» **Job**
How many lines hold the string "продовольствия"? Give only the number.

Recorded data:
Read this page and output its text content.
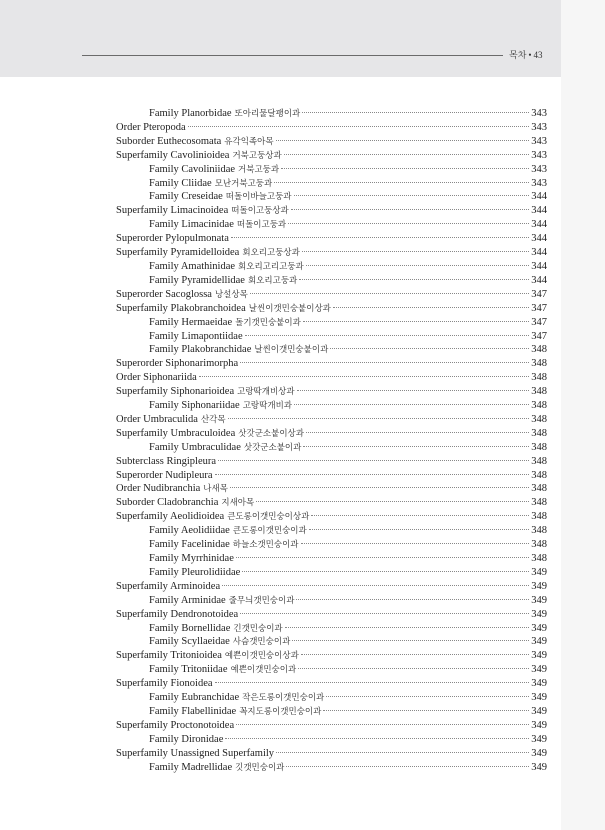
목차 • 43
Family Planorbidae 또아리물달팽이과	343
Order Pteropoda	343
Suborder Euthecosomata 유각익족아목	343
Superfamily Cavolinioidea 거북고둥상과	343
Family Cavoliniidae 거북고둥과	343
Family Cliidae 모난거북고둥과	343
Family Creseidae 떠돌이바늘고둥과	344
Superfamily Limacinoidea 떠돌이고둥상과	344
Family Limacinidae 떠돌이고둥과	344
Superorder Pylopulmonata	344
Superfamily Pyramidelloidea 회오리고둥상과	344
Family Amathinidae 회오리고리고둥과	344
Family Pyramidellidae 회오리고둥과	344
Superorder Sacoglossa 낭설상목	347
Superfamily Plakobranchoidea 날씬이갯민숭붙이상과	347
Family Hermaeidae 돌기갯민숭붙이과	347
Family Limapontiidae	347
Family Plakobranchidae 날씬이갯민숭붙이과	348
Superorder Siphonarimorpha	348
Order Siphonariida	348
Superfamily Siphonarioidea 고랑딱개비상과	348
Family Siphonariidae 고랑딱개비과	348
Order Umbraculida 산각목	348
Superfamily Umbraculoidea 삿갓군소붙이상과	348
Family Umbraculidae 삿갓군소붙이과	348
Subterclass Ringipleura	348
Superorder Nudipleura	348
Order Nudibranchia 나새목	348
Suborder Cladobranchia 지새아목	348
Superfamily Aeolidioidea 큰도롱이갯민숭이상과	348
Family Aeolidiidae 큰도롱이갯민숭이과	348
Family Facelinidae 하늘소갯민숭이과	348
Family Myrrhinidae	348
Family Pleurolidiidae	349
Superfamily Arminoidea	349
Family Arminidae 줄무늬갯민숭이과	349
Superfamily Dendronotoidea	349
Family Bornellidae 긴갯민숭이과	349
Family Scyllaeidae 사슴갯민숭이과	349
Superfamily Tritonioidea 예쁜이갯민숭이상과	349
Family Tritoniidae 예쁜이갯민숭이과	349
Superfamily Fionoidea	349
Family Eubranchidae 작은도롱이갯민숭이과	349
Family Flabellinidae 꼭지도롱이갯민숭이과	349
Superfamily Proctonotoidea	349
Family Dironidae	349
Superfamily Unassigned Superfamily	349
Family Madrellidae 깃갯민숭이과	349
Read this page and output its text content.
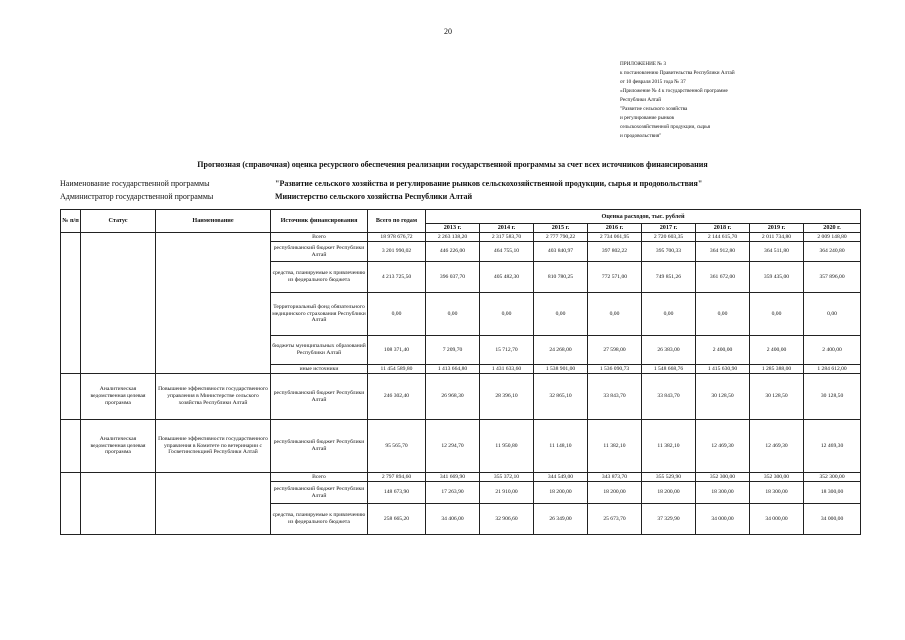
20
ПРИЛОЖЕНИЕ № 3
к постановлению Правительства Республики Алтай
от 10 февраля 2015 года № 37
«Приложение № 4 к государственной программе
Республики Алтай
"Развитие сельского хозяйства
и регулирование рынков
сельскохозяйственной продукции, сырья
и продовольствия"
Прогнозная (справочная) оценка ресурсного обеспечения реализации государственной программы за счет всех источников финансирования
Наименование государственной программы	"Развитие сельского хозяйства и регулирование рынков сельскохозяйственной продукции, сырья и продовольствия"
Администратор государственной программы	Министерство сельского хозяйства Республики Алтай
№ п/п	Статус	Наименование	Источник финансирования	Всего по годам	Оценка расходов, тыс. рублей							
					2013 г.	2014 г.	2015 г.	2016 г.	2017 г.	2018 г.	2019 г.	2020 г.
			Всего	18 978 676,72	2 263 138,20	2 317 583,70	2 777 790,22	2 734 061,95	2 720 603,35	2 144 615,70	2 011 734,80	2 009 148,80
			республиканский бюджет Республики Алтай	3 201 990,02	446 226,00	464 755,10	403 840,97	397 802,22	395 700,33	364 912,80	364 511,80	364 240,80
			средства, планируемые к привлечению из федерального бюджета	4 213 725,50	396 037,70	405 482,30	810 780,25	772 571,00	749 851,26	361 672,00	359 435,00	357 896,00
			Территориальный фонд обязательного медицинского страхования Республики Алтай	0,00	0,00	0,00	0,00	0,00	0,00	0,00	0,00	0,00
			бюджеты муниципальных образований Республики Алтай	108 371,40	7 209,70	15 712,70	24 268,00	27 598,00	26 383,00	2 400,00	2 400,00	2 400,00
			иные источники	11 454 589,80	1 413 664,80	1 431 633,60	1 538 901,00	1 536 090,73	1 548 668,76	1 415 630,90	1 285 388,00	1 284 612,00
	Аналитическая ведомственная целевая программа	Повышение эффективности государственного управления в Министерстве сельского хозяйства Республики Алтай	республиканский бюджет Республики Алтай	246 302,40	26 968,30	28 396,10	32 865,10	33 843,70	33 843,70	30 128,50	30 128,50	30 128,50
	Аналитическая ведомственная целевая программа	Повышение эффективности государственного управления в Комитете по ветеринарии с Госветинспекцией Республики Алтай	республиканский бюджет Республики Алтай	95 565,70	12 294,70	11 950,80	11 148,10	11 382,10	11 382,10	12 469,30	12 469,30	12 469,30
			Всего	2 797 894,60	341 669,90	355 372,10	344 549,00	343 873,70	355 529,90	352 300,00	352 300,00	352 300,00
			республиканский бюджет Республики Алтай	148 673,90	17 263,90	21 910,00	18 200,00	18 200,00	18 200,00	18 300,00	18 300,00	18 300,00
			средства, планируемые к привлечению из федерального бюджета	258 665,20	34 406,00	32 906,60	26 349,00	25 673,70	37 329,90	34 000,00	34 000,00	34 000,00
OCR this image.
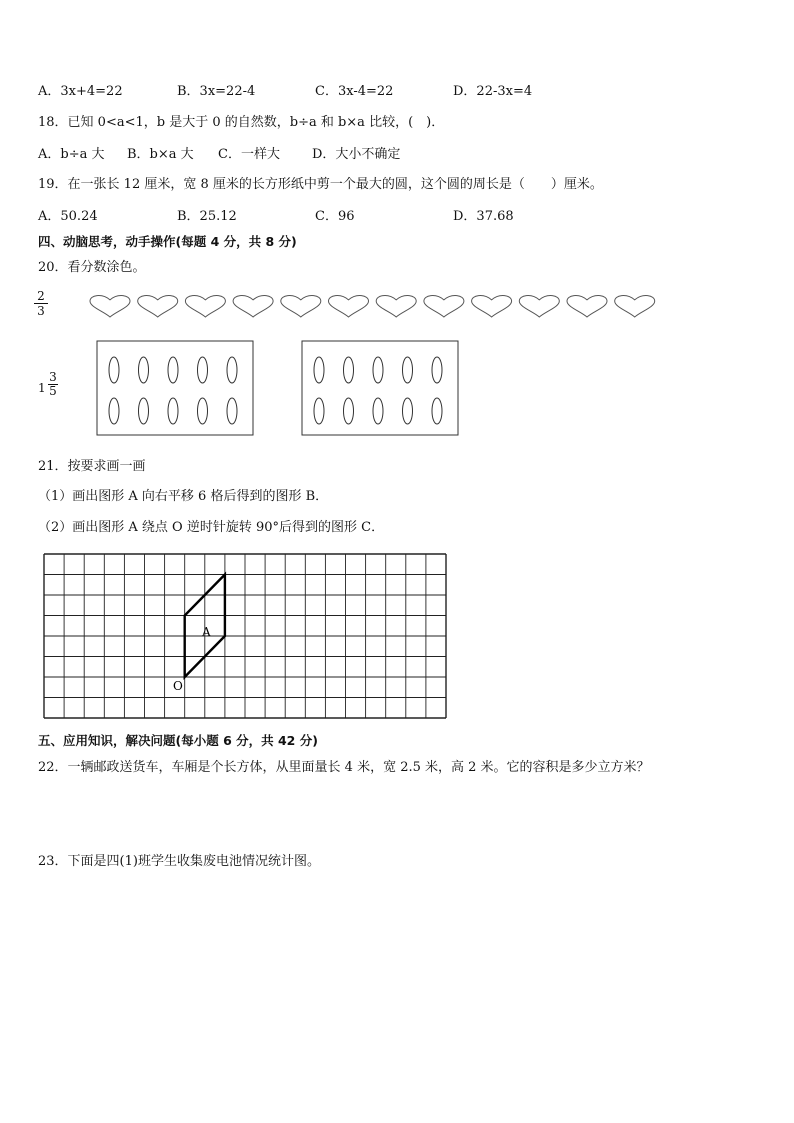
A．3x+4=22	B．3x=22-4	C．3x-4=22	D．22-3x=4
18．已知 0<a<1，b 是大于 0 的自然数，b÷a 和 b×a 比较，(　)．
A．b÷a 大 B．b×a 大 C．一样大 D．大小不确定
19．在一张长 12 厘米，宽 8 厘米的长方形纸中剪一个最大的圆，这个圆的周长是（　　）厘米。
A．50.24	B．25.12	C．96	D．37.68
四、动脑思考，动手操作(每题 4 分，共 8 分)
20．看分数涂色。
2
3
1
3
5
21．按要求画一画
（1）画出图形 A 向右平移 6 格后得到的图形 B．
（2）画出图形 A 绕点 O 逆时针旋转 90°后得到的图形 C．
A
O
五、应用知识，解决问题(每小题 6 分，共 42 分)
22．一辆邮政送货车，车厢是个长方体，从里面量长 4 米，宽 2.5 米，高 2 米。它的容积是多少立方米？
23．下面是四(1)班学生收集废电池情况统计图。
* * *
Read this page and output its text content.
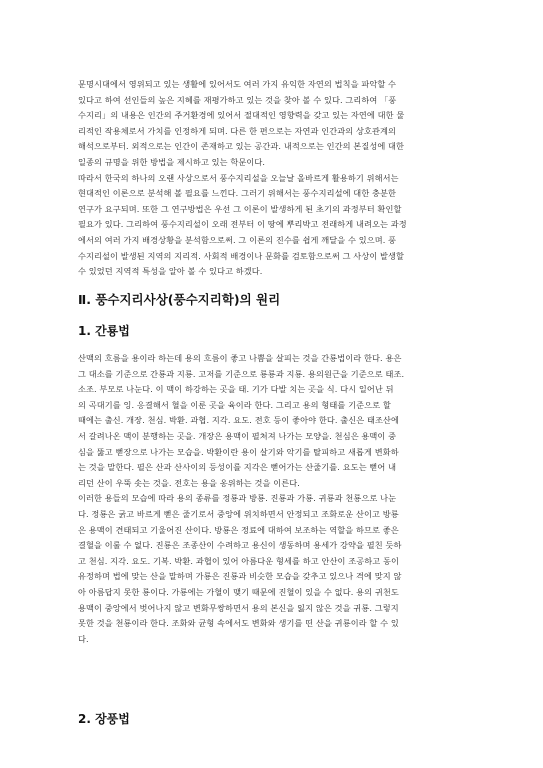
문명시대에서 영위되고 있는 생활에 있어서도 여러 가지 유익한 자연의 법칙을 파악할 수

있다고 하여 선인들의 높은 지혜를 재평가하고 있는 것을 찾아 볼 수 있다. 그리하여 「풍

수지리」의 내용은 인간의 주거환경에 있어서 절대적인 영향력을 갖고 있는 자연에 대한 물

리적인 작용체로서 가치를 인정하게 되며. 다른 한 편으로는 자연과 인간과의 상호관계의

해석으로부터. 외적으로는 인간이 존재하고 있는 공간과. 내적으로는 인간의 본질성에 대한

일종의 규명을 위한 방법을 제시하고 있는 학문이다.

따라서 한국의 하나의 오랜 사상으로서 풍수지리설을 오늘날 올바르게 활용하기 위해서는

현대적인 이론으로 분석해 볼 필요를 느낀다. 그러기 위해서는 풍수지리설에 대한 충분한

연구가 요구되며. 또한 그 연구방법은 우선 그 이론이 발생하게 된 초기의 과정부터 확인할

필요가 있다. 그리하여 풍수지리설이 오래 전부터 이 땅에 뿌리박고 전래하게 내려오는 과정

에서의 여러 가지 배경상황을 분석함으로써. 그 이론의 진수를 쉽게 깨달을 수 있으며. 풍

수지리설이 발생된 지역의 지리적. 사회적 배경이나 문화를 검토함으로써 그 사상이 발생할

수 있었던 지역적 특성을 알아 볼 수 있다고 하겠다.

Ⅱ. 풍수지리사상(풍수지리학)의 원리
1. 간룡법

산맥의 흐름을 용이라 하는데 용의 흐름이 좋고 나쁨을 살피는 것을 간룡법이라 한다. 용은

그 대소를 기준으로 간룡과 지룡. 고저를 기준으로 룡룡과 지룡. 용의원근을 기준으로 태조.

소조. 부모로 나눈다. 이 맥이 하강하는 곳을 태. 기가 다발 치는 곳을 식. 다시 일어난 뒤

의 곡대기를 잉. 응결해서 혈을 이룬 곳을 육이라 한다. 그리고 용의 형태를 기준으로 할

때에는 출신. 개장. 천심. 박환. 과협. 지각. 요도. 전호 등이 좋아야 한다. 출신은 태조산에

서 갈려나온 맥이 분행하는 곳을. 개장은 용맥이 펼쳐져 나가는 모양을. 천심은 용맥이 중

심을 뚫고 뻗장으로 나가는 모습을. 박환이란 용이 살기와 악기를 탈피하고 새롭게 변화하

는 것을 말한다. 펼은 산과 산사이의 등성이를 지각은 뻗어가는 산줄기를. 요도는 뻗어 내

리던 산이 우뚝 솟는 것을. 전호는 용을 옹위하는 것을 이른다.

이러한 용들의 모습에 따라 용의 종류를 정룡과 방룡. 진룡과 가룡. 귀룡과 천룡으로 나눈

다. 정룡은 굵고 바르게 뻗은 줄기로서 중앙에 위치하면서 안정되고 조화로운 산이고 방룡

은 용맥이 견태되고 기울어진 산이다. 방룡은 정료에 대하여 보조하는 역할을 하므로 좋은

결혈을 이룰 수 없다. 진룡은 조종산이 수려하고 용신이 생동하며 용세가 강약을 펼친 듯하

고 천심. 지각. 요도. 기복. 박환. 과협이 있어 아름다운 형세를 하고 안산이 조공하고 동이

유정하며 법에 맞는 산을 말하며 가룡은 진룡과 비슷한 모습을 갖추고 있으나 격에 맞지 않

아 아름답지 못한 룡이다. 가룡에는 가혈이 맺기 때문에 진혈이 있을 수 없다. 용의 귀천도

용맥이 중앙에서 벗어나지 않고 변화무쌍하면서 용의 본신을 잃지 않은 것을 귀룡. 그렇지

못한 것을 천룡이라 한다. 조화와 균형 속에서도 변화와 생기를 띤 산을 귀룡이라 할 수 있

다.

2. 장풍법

» **Exercise solution**
2